◆ Problem statement ◆
List the lines of this listing that hold the word "دنیا".

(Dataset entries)
>> Start

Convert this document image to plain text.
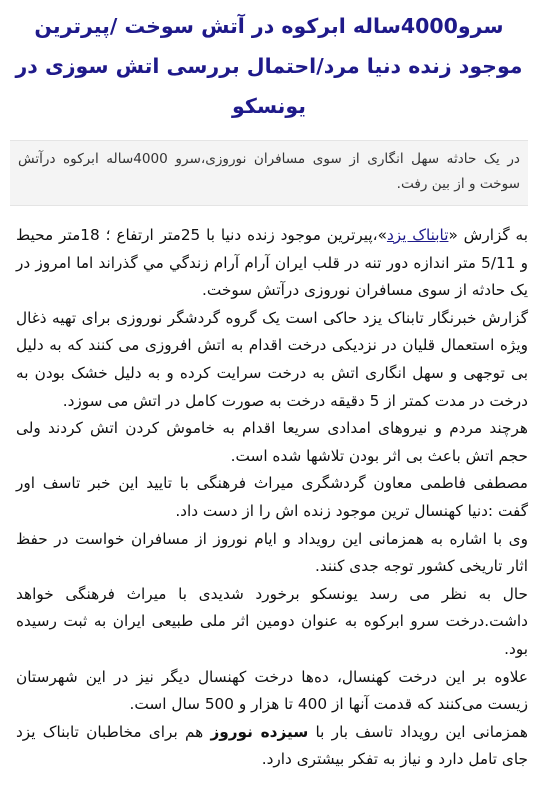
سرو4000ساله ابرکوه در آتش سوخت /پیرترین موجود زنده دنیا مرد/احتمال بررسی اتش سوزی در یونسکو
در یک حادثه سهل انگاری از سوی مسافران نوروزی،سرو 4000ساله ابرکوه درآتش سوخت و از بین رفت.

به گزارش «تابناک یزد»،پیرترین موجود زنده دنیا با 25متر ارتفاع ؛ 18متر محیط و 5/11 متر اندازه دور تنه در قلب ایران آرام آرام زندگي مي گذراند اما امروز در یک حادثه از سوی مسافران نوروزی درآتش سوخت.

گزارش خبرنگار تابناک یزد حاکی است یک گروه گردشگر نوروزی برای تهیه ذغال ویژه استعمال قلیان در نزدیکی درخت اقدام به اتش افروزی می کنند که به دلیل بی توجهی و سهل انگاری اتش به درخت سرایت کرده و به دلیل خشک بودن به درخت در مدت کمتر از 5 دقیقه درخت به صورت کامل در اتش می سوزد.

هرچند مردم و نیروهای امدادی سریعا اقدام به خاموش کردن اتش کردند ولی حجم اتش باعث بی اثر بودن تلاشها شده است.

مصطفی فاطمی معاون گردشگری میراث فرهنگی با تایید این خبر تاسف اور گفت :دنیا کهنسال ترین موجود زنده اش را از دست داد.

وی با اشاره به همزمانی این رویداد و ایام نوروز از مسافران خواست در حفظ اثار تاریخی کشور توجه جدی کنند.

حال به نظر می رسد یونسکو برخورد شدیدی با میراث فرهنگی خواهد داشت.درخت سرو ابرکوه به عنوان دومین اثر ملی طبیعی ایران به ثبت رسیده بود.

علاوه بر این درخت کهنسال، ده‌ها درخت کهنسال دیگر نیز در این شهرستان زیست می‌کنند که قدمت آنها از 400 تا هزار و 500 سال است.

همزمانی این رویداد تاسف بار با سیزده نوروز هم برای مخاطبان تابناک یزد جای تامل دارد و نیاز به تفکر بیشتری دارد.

>> End
>> Start

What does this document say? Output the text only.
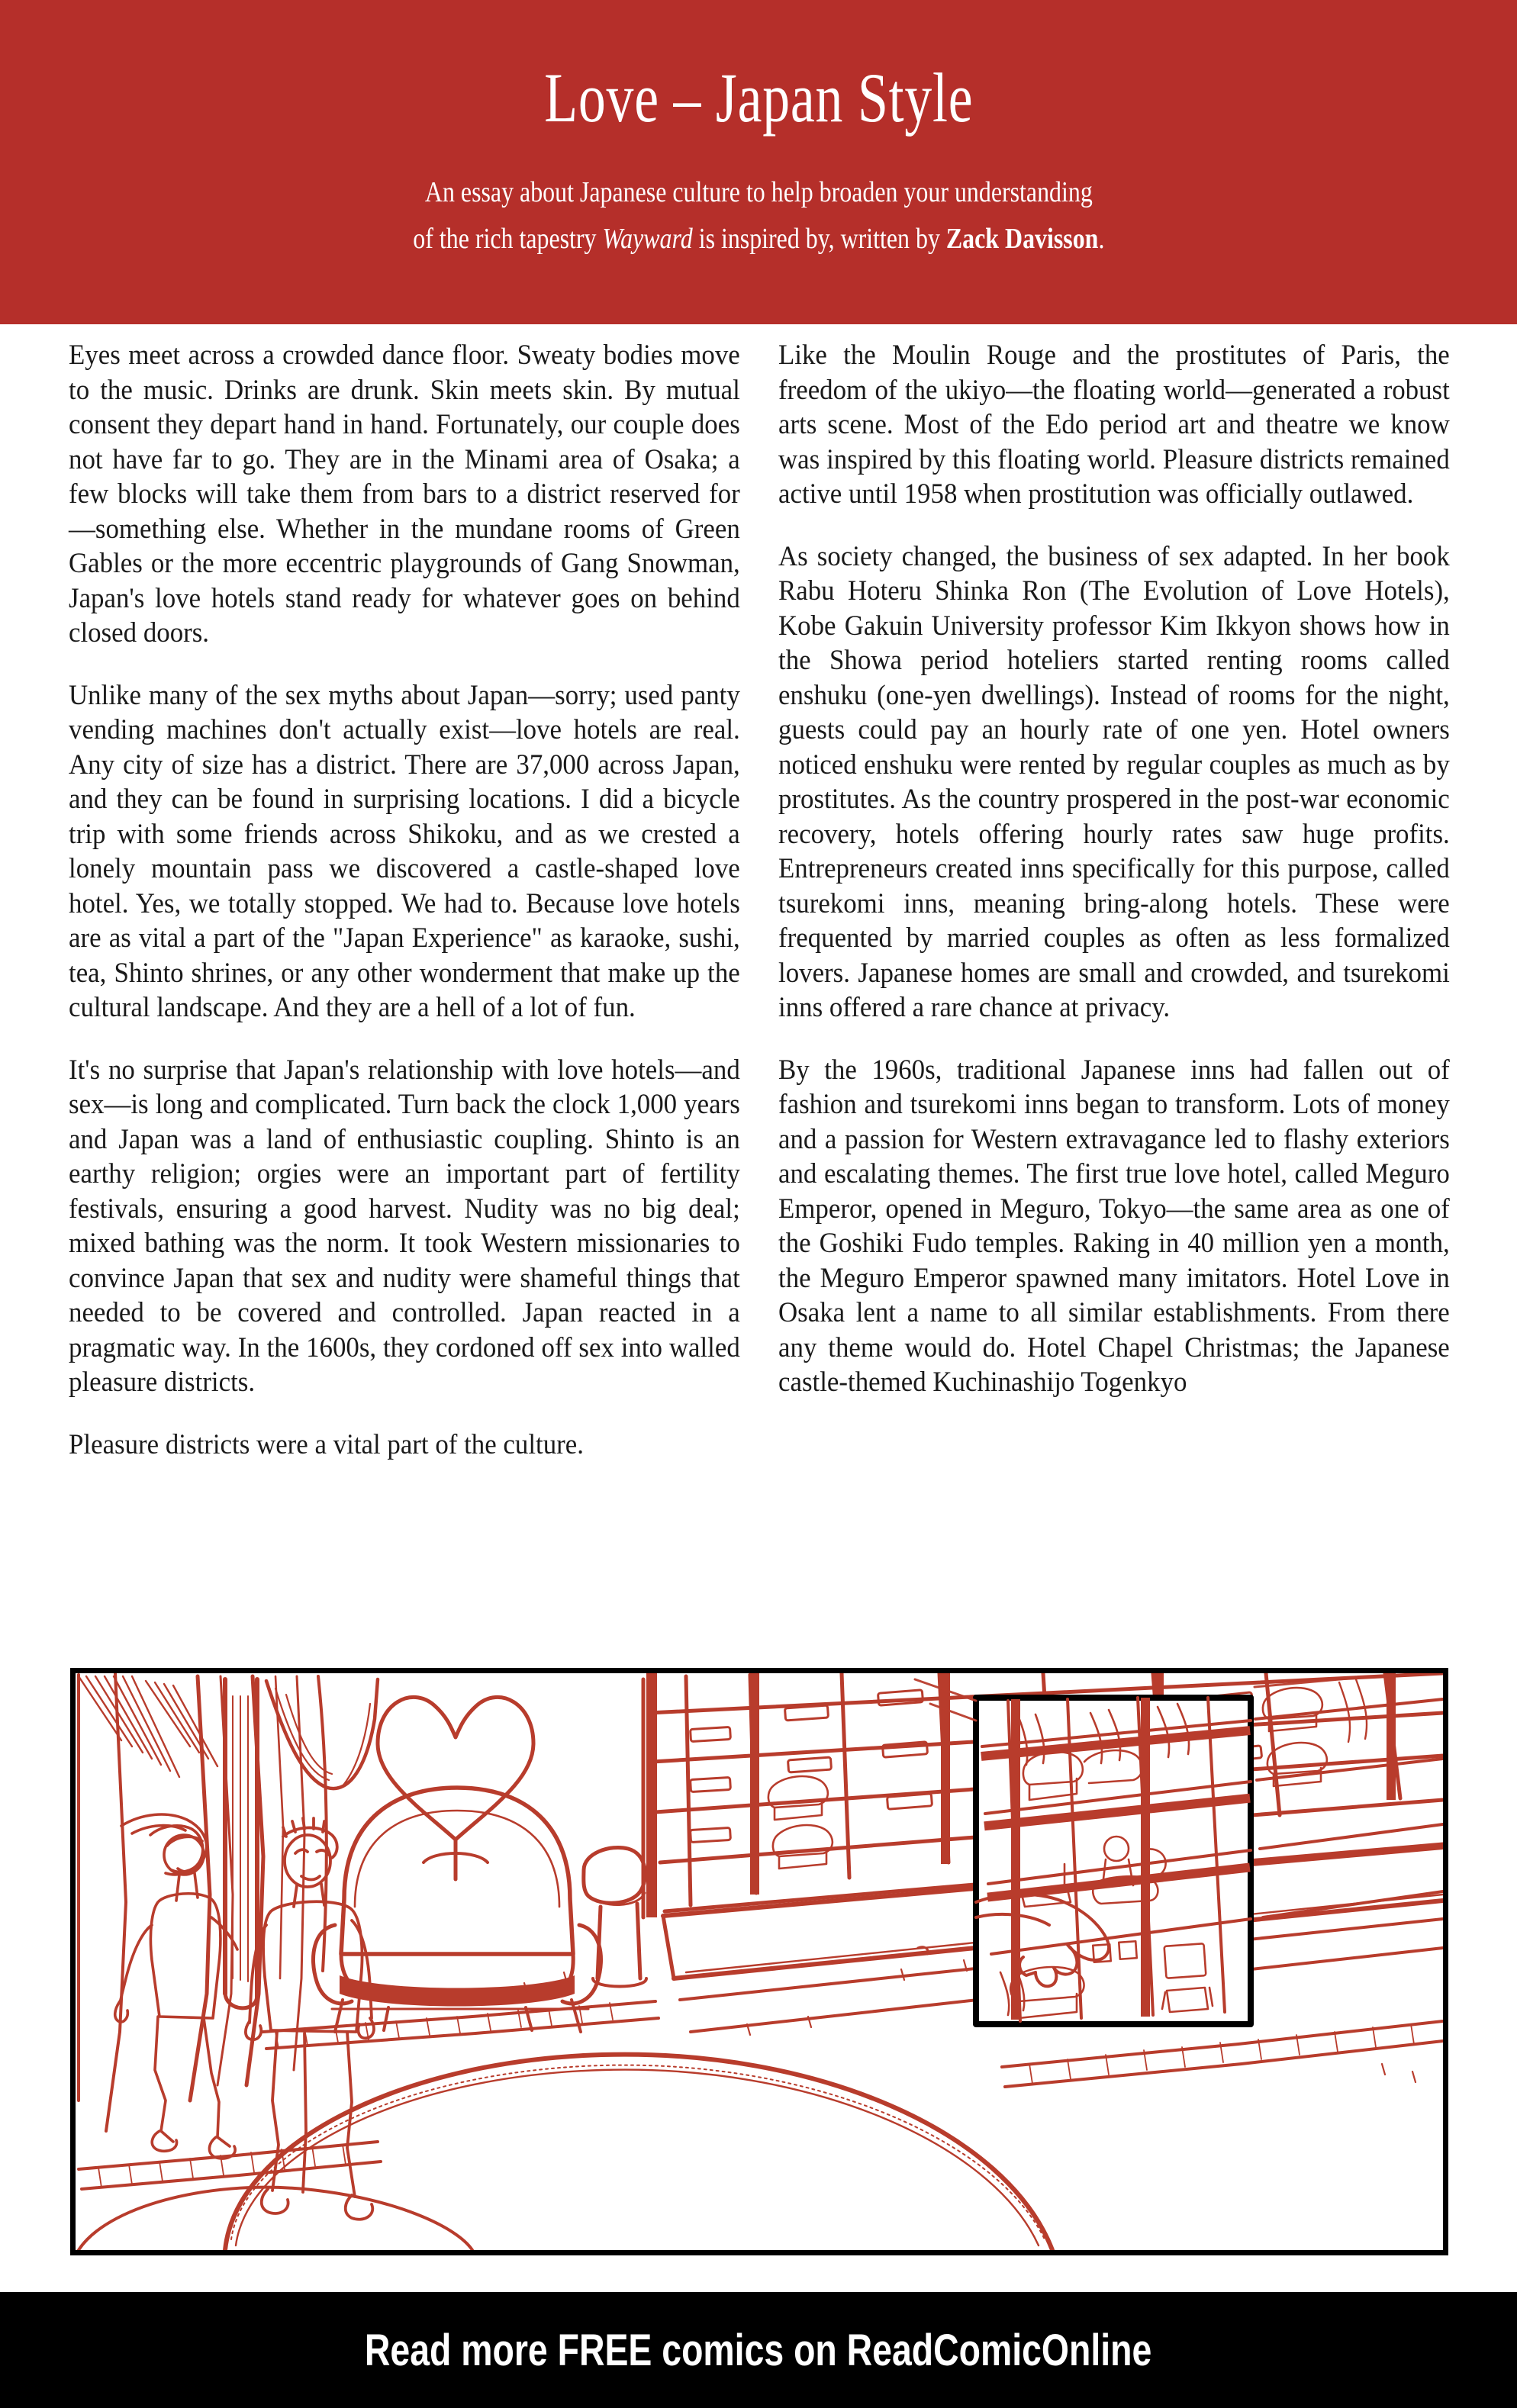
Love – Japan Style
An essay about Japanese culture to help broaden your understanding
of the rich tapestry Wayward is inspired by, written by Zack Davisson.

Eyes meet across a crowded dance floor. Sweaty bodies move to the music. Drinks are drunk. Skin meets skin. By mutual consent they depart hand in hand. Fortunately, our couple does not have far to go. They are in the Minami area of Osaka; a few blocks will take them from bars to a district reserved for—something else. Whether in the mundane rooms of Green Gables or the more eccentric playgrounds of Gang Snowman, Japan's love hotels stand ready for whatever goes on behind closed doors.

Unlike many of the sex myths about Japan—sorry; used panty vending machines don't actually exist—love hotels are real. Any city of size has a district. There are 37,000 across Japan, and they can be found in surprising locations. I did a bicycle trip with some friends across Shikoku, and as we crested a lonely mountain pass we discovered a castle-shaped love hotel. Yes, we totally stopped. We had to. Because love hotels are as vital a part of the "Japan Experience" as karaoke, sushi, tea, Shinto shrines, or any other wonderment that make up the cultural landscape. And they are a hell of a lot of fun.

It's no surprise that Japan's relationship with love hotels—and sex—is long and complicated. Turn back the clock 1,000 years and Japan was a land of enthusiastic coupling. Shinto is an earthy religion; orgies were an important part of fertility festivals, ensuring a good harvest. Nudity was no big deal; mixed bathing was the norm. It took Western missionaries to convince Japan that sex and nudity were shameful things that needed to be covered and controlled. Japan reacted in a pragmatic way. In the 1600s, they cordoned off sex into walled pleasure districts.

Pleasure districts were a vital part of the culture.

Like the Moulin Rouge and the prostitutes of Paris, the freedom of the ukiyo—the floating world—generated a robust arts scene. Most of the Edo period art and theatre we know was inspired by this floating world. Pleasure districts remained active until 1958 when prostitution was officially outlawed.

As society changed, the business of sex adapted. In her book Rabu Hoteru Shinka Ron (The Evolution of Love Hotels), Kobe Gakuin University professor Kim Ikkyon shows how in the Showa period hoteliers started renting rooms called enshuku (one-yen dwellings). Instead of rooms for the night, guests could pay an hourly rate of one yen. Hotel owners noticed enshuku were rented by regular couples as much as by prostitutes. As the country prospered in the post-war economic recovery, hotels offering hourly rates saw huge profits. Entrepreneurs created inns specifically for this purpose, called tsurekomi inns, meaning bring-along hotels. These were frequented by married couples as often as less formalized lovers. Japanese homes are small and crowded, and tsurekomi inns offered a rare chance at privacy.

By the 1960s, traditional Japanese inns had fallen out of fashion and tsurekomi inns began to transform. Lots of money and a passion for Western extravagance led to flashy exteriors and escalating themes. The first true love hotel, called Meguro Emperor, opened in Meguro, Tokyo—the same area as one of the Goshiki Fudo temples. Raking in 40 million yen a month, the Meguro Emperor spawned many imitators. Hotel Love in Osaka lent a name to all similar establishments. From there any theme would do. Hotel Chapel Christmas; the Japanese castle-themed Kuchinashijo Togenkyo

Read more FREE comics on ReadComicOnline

>> End
>> Start

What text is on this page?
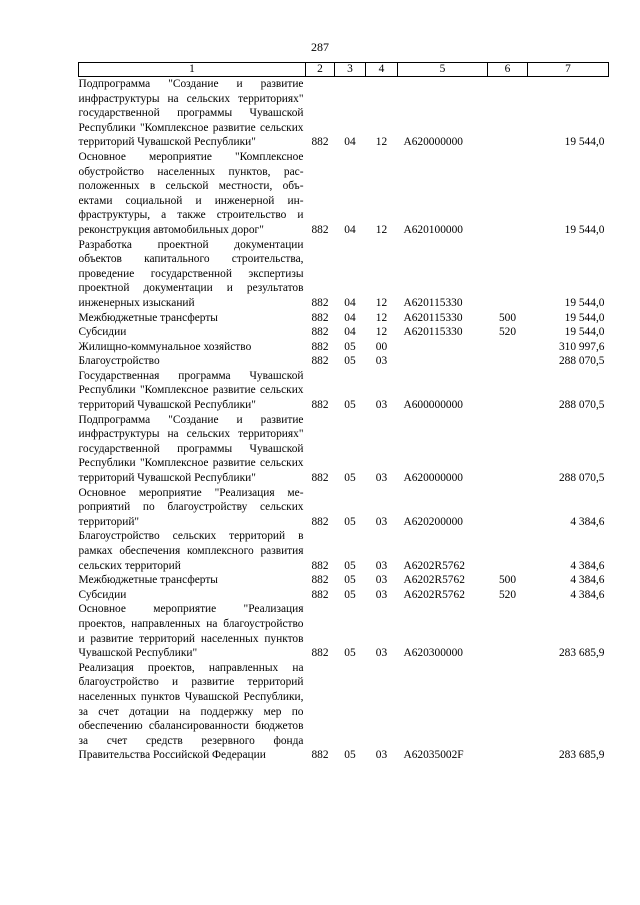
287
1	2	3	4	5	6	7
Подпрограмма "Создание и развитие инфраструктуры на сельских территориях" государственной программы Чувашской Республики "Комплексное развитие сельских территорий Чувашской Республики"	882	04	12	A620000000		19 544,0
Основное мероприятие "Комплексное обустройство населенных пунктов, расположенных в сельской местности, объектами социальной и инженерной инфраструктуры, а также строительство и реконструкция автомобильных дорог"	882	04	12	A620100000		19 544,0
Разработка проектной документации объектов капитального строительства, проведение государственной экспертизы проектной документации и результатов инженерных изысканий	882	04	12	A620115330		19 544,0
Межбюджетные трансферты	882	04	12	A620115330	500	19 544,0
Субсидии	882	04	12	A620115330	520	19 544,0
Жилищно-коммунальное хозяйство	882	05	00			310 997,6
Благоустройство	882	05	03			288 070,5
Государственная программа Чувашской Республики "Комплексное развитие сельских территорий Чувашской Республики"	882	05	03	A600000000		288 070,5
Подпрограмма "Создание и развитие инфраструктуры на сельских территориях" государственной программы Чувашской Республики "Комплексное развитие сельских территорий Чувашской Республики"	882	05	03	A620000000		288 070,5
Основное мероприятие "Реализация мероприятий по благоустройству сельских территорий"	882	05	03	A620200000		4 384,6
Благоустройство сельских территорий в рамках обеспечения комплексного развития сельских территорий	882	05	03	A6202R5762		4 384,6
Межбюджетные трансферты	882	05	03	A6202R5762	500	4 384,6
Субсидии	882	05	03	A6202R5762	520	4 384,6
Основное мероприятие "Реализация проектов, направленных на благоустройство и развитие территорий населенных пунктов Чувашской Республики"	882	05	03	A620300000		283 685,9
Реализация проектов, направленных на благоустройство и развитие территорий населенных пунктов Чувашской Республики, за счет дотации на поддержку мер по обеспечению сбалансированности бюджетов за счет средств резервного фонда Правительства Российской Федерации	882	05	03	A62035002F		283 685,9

>> End

◆ Reply ◆
سرو4000ساله ابرکوه در آتش سوخت /پیرترین موجود زنده دنیا مرد/احتمال بررسی اتش سوزی در یونسکو
به گزارش «تابناک یزد»،پیرترین موجود زنده دنیا با 25متر ارتفاع ؛ 18متر محیط و 5/11 متر اندازه دور تنه در قلب ایران آرام آرام زندگي مي گذراند اما امروز در یک حادثه از سوی مسافران نوروزی درآتش سوخت.
مصطفی فاطمی معاون گردشگری میراث فرهنگی با تایید این خبر تاسف اور گفت :دنیا کهنسال ترین موجود زنده اش را از دست داد.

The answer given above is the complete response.